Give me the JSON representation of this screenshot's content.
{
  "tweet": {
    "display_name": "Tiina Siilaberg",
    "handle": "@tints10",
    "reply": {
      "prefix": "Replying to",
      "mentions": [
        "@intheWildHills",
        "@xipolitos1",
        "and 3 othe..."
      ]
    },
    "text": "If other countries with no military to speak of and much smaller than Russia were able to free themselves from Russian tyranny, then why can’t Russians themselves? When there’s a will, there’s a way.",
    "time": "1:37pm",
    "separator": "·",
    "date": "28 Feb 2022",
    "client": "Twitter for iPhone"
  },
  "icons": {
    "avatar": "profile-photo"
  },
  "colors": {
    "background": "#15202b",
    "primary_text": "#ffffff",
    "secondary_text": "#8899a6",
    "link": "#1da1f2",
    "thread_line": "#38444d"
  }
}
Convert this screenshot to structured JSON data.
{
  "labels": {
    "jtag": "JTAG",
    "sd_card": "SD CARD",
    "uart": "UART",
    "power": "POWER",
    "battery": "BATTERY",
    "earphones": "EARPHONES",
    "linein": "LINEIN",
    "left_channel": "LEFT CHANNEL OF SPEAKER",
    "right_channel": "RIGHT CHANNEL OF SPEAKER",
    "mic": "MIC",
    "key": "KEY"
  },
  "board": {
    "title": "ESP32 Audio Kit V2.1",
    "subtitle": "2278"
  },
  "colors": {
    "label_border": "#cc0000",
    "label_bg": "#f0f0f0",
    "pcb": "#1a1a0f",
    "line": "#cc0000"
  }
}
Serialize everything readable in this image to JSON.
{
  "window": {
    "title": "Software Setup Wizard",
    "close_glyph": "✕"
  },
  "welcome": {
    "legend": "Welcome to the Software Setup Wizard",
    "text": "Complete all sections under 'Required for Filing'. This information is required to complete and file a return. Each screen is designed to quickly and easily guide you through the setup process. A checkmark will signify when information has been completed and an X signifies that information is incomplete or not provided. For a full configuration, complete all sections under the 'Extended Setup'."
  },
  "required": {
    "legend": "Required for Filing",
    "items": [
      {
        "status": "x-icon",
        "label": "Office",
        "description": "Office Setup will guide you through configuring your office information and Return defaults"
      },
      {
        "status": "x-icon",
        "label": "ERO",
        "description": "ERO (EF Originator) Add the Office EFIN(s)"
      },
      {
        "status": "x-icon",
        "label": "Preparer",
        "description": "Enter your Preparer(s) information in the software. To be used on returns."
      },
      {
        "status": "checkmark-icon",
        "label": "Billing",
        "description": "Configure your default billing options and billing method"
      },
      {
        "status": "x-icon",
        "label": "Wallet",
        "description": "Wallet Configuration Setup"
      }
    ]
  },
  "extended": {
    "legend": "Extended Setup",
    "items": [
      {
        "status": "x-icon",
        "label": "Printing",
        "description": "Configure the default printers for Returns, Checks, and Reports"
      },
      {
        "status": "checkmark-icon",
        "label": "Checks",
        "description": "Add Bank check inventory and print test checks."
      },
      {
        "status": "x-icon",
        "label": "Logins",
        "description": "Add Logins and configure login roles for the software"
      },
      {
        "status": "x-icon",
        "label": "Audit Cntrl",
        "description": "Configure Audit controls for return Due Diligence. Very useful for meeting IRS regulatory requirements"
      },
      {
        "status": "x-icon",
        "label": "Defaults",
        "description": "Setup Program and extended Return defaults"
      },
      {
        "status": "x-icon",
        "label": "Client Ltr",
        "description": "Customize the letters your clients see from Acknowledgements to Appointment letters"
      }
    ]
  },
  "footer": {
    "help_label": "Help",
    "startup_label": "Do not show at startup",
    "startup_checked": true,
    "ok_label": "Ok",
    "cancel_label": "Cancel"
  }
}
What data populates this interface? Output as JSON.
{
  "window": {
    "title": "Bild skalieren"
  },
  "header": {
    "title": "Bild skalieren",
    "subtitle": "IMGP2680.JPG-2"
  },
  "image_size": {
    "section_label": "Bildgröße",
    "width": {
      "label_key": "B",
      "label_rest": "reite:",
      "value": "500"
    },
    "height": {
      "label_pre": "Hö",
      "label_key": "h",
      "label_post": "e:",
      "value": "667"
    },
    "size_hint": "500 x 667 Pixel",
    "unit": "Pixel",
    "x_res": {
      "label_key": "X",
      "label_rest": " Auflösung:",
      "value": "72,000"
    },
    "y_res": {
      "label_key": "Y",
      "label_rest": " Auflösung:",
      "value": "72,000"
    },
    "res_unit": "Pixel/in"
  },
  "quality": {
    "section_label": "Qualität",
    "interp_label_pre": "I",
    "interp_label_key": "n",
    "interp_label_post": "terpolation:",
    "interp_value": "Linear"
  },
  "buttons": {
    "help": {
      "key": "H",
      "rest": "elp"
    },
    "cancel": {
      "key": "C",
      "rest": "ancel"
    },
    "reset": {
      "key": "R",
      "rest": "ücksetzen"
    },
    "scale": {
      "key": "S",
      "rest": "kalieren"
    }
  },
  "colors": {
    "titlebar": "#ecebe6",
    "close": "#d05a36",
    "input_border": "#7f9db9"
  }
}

(GOAL OF THE EXERCISE): Return the entries above exactly as they appear.

(FULL RESPONSE):
Give me the JSON representation of this screenshot's content.
{
  "tweet": {
    "display_name": "Tiina Siilaberg",
    "handle": "@tints10",
    "reply": {
      "prefix": "Replying to",
      "mentions": [
        "@intheWildHills",
        "@xipolitos1",
        "and 3 othe..."
      ]
    },
    "text": "If other countries with no military to speak of and much smaller than Russia were able to free themselves from Russian tyranny, then why can’t Russians themselves? When there’s a will, there’s a way.",
    "time": "1:37pm",
    "separator": "·",
    "date": "28 Feb 2022",
    "client": "Twitter for iPhone"
  },
  "icons": {
    "avatar": "profile-photo"
  },
  "colors": {
    "background": "#15202b",
    "primary_text": "#ffffff",
    "secondary_text": "#8899a6",
    "link": "#1da1f2",
    "thread_line": "#38444d"
  }
}
Convert this screenshot to structured JSON data.
{
  "labels": {
    "jtag": "JTAG",
    "sd_card": "SD CARD",
    "uart": "UART",
    "power": "POWER",
    "battery": "BATTERY",
    "earphones": "EARPHONES",
    "linein": "LINEIN",
    "left_channel": "LEFT CHANNEL OF SPEAKER",
    "right_channel": "RIGHT CHANNEL OF SPEAKER",
    "mic": "MIC",
    "key": "KEY"
  },
  "board": {
    "title": "ESP32 Audio Kit V2.1",
    "subtitle": "2278"
  },
  "colors": {
    "label_border": "#cc0000",
    "label_bg": "#f0f0f0",
    "pcb": "#1a1a0f",
    "line": "#cc0000"
  }
}
Serialize everything readable in this image to JSON.
{
  "window": {
    "title": "Software Setup Wizard",
    "close_glyph": "✕"
  },
  "welcome": {
    "legend": "Welcome to the Software Setup Wizard",
    "text": "Complete all sections under 'Required for Filing'. This information is required to complete and file a return. Each screen is designed to quickly and easily guide you through the setup process. A checkmark will signify when information has been completed and an X signifies that information is incomplete or not provided. For a full configuration, complete all sections under the 'Extended Setup'."
  },
  "required": {
    "legend": "Required for Filing",
    "items": [
      {
        "status": "x-icon",
        "label": "Office",
        "description": "Office Setup will guide you through configuring your office information and Return defaults"
      },
      {
        "status": "x-icon",
        "label": "ERO",
        "description": "ERO (EF Originator) Add the Office EFIN(s)"
      },
      {
        "status": "x-icon",
        "label": "Preparer",
        "description": "Enter your Preparer(s) information in the software. To be used on returns."
      },
      {
        "status": "checkmark-icon",
        "label": "Billing",
        "description": "Configure your default billing options and billing method"
      },
      {
        "status": "x-icon",
        "label": "Wallet",
        "description": "Wallet Configuration Setup"
      }
    ]
  },
  "extended": {
    "legend": "Extended Setup",
    "items": [
      {
        "status": "x-icon",
        "label": "Printing",
        "description": "Configure the default printers for Returns, Checks, and Reports"
      },
      {
        "status": "checkmark-icon",
        "label": "Checks",
        "description": "Add Bank check inventory and print test checks."
      },
      {
        "status": "x-icon",
        "label": "Logins",
        "description": "Add Logins and configure login roles for the software"
      },
      {
        "status": "x-icon",
        "label": "Audit Cntrl",
        "description": "Configure Audit controls for return Due Diligence. Very useful for meeting IRS regulatory requirements"
      },
      {
        "status": "x-icon",
        "label": "Defaults",
        "description": "Setup Program and extended Return defaults"
      },
      {
        "status": "x-icon",
        "label": "Client Ltr",
        "description": "Customize the letters your clients see from Acknowledgements to Appointment letters"
      }
    ]
  },
  "footer": {
    "help_label": "Help",
    "startup_label": "Do not show at startup",
    "startup_checked": true,
    "ok_label": "Ok",
    "cancel_label": "Cancel"
  }
}
What data populates this interface? Output as JSON.
{
  "window": {
    "title": "Bild skalieren"
  },
  "header": {
    "title": "Bild skalieren",
    "subtitle": "IMGP2680.JPG-2"
  },
  "image_size": {
    "section_label": "Bildgröße",
    "width": {
      "label_key": "B",
      "label_rest": "reite:",
      "value": "500"
    },
    "height": {
      "label_pre": "Hö",
      "label_key": "h",
      "label_post": "e:",
      "value": "667"
    },
    "size_hint": "500 x 667 Pixel",
    "unit": "Pixel",
    "x_res": {
      "label_key": "X",
      "label_rest": " Auflösung:",
      "value": "72,000"
    },
    "y_res": {
      "label_key": "Y",
      "label_rest": " Auflösung:",
      "value": "72,000"
    },
    "res_unit": "Pixel/in"
  },
  "quality": {
    "section_label": "Qualität",
    "interp_label_pre": "I",
    "interp_label_key": "n",
    "interp_label_post": "terpolation:",
    "interp_value": "Linear"
  },
  "buttons": {
    "help": {
      "key": "H",
      "rest": "elp"
    },
    "cancel": {
      "key": "C",
      "rest": "ancel"
    },
    "reset": {
      "key": "R",
      "rest": "ücksetzen"
    },
    "scale": {
      "key": "S",
      "rest": "kalieren"
    }
  },
  "colors": {
    "titlebar": "#ecebe6",
    "close": "#d05a36",
    "input_border": "#7f9db9"
  }
}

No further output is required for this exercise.